(Data tied to figure images)
======

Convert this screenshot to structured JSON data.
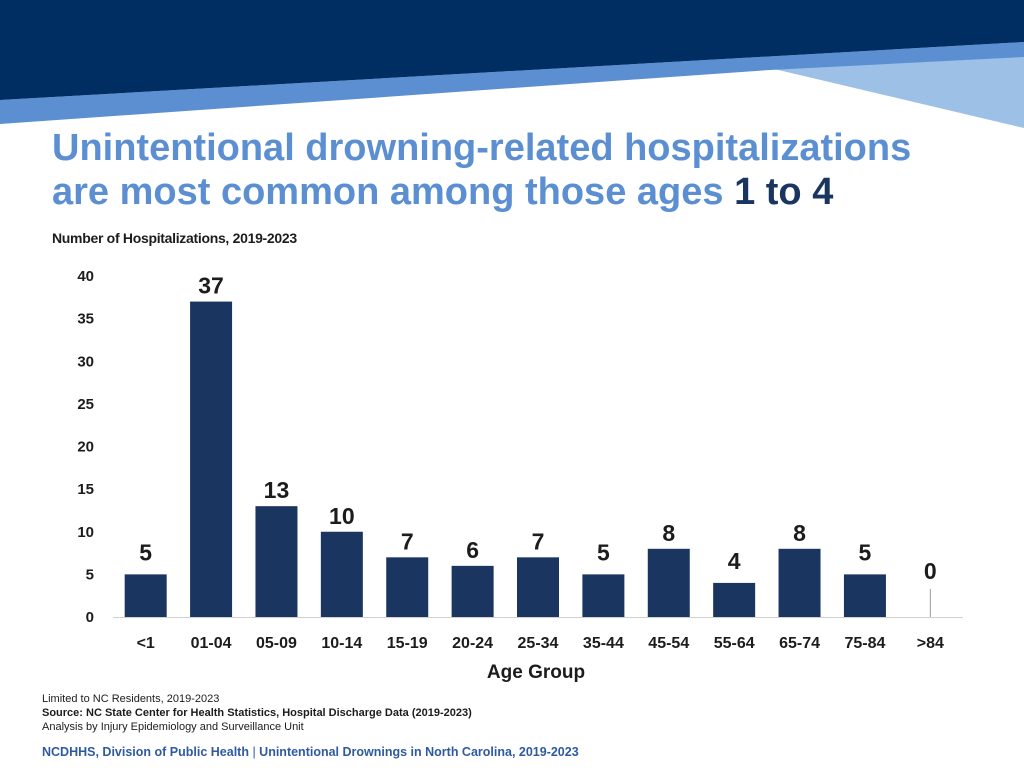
{
  "title": {
    "line1": "Unintentional drowning-related hospitalizations",
    "line2_prefix": "are most common among those ages ",
    "age_from": "1",
    "age_to_word": " to ",
    "age_to": "4"
  },
  "chart_data": {
    "type": "bar",
    "title": "Number of Hospitalizations, 2019-2023",
    "xlabel": "Age Group",
    "ylabel": "",
    "categories": [
      "<1",
      "01-04",
      "05-09",
      "10-14",
      "15-19",
      "20-24",
      "25-34",
      "35-44",
      "45-54",
      "55-64",
      "65-74",
      "75-84",
      ">84"
    ],
    "values": [
      5,
      37,
      13,
      10,
      7,
      6,
      7,
      5,
      8,
      4,
      8,
      5,
      0
    ],
    "ylim": [
      0,
      40
    ],
    "yticks": [
      0,
      5,
      10,
      15,
      20,
      25,
      30,
      35,
      40
    ],
    "grid": false,
    "bar_color": "#1a3660"
  },
  "footnotes": {
    "line1": "Limited to NC Residents, 2019-2023",
    "source": "Source: NC State Center for Health Statistics, Hospital Discharge Data (2019-2023)",
    "analysis": "Analysis by Injury Epidemiology and Surveillance Unit"
  },
  "footer": {
    "org": "NCDHHS, Division of Public Health",
    "separator": " | ",
    "report": "Unintentional Drownings in North Carolina, 2019-2023"
  },
  "colors": {
    "banner_dark": "#002d62",
    "banner_mid": "#5b8fd2",
    "banner_light": "#9cc0e6",
    "title": "#5b8fd2",
    "title_emphasis": "#1a3660",
    "footer": "#2f5aa0"
  }
}
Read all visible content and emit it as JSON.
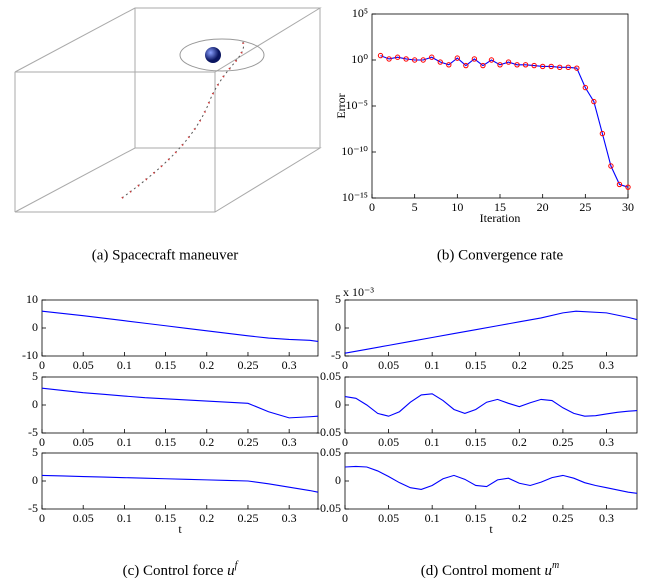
{
  "chart_data": [
    {
      "type": "line",
      "log_y": true,
      "xlabel": "Iteration",
      "ylabel": "Error",
      "color": "#0000ff",
      "marker_color": "#ff0000",
      "x": [
        1,
        2,
        3,
        4,
        5,
        6,
        7,
        8,
        9,
        10,
        11,
        12,
        13,
        14,
        15,
        16,
        17,
        18,
        19,
        20,
        21,
        22,
        23,
        24,
        25,
        26,
        27,
        28,
        29,
        30
      ],
      "values": [
        3,
        1.3,
        2,
        1.3,
        1,
        1,
        2,
        0.6,
        0.3,
        1.6,
        0.25,
        1.3,
        0.25,
        1,
        0.3,
        0.6,
        0.3,
        0.3,
        0.25,
        0.2,
        0.2,
        0.16,
        0.16,
        0.13,
        0.001,
        3e-05,
        1e-08,
        3e-12,
        3e-14,
        1.5e-14
      ],
      "xlim": [
        0,
        30
      ],
      "xticks": [
        0,
        5,
        10,
        15,
        20,
        25,
        30
      ],
      "ylim": [
        1e-15,
        100000
      ],
      "yticks": [
        {
          "value": 1e-15,
          "label": "10⁻¹⁵"
        },
        {
          "value": 1e-10,
          "label": "10⁻¹⁰"
        },
        {
          "value": 1e-05,
          "label": "10⁻⁵"
        },
        {
          "value": 1,
          "label": "10⁰"
        },
        {
          "value": 100000,
          "label": "10⁵"
        }
      ]
    },
    {
      "type": "line",
      "color": "#0000ff",
      "x": [
        0,
        0.025,
        0.05,
        0.075,
        0.1,
        0.125,
        0.15,
        0.175,
        0.2,
        0.225,
        0.25,
        0.275,
        0.3,
        0.325,
        0.335
      ],
      "values": [
        6,
        5.2,
        4.4,
        3.5,
        2.6,
        1.7,
        0.8,
        -0.1,
        -1,
        -1.9,
        -2.8,
        -3.6,
        -4.1,
        -4.4,
        -4.8
      ],
      "xlim": [
        0,
        0.335
      ],
      "xticks": [
        0,
        0.05,
        0.1,
        0.15,
        0.2,
        0.25,
        0.3
      ],
      "ylim": [
        -10,
        10
      ],
      "yticks": [
        -10,
        0,
        10
      ]
    },
    {
      "type": "line",
      "color": "#0000ff",
      "x": [
        0,
        0.025,
        0.05,
        0.075,
        0.1,
        0.125,
        0.15,
        0.175,
        0.2,
        0.225,
        0.25,
        0.275,
        0.3,
        0.325,
        0.335
      ],
      "values": [
        3,
        2.6,
        2.2,
        1.9,
        1.6,
        1.3,
        1.1,
        0.9,
        0.7,
        0.5,
        0.3,
        -1.2,
        -2.3,
        -2.1,
        -2
      ],
      "xlim": [
        0,
        0.335
      ],
      "xticks": [
        0,
        0.05,
        0.1,
        0.15,
        0.2,
        0.25,
        0.3
      ],
      "ylim": [
        -5,
        5
      ],
      "yticks": [
        -5,
        0,
        5
      ]
    },
    {
      "type": "line",
      "color": "#0000ff",
      "xlabel": "t",
      "x": [
        0,
        0.025,
        0.05,
        0.075,
        0.1,
        0.125,
        0.15,
        0.175,
        0.2,
        0.225,
        0.25,
        0.275,
        0.3,
        0.325,
        0.335
      ],
      "values": [
        1,
        0.9,
        0.8,
        0.7,
        0.6,
        0.5,
        0.4,
        0.3,
        0.2,
        0.1,
        0,
        -0.5,
        -1.1,
        -1.7,
        -2
      ],
      "xlim": [
        0,
        0.335
      ],
      "xticks": [
        0,
        0.05,
        0.1,
        0.15,
        0.2,
        0.25,
        0.3
      ],
      "ylim": [
        -5,
        5
      ],
      "yticks": [
        -5,
        0,
        5
      ]
    },
    {
      "type": "line",
      "color": "#0000ff",
      "scale_label": "x 10⁻³",
      "x": [
        0,
        0.025,
        0.05,
        0.075,
        0.1,
        0.125,
        0.15,
        0.175,
        0.2,
        0.225,
        0.25,
        0.265,
        0.3,
        0.325,
        0.335
      ],
      "values": [
        -0.0045,
        -0.0038,
        -0.0031,
        -0.0024,
        -0.0017,
        -0.001,
        -0.0003,
        0.0004,
        0.0011,
        0.0018,
        0.0027,
        0.003,
        0.0027,
        0.0019,
        0.0015
      ],
      "xlim": [
        0,
        0.335
      ],
      "xticks": [
        0,
        0.05,
        0.1,
        0.15,
        0.2,
        0.25,
        0.3
      ],
      "ylim": [
        -0.005,
        0.005
      ],
      "yticks": [
        {
          "value": -0.005,
          "label": "-5"
        },
        0,
        {
          "value": 0.005,
          "label": "5"
        }
      ]
    },
    {
      "type": "line",
      "color": "#0000ff",
      "x": [
        0,
        0.0125,
        0.025,
        0.0375,
        0.05,
        0.0625,
        0.075,
        0.0875,
        0.1,
        0.1125,
        0.125,
        0.1375,
        0.15,
        0.1625,
        0.175,
        0.1875,
        0.2,
        0.2125,
        0.225,
        0.2375,
        0.25,
        0.2625,
        0.275,
        0.2875,
        0.3,
        0.3125,
        0.325,
        0.335
      ],
      "values": [
        0.015,
        0.012,
        0,
        -0.015,
        -0.02,
        -0.012,
        0.005,
        0.018,
        0.02,
        0.008,
        -0.008,
        -0.015,
        -0.008,
        0.005,
        0.01,
        0.003,
        -0.003,
        0.004,
        0.01,
        0.008,
        -0.005,
        -0.015,
        -0.02,
        -0.019,
        -0.016,
        -0.013,
        -0.011,
        -0.01
      ],
      "xlim": [
        0,
        0.335
      ],
      "xticks": [
        0,
        0.05,
        0.1,
        0.15,
        0.2,
        0.25,
        0.3
      ],
      "ylim": [
        -0.05,
        0.05
      ],
      "yticks": [
        -0.05,
        0,
        0.05
      ]
    },
    {
      "type": "line",
      "color": "#0000ff",
      "xlabel": "t",
      "x": [
        0,
        0.0125,
        0.025,
        0.0375,
        0.05,
        0.0625,
        0.075,
        0.0875,
        0.1,
        0.1125,
        0.125,
        0.1375,
        0.15,
        0.1625,
        0.175,
        0.1875,
        0.2,
        0.2125,
        0.225,
        0.2375,
        0.25,
        0.2625,
        0.275,
        0.2875,
        0.3,
        0.3125,
        0.325,
        0.335
      ],
      "values": [
        0.025,
        0.026,
        0.025,
        0.018,
        0.008,
        -0.003,
        -0.012,
        -0.015,
        -0.008,
        0.004,
        0.01,
        0.003,
        -0.008,
        -0.01,
        0.002,
        0.005,
        -0.004,
        -0.008,
        -0.002,
        0.006,
        0.01,
        0.005,
        -0.003,
        -0.008,
        -0.012,
        -0.016,
        -0.02,
        -0.022
      ],
      "xlim": [
        0,
        0.335
      ],
      "xticks": [
        0,
        0.05,
        0.1,
        0.15,
        0.2,
        0.25,
        0.3
      ],
      "ylim": [
        -0.05,
        0.05
      ],
      "yticks": [
        -0.05,
        0,
        0.05
      ]
    }
  ],
  "captions": [
    {
      "text": "(a) Spacecraft maneuver"
    },
    {
      "text": "(b) Convergence rate"
    },
    {
      "text": "(c) Control force",
      "symbol": "u",
      "superscript": "f"
    },
    {
      "text": "(d) Control moment",
      "symbol": "u",
      "superscript": "m"
    }
  ]
}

======

**STATED TASK**
In the material above, find the lines that contain "JSON" and show them.

**ANSWER BELOW**
Convert this screenshot to structured JSON data.
Read all visible content and emit it as JSON.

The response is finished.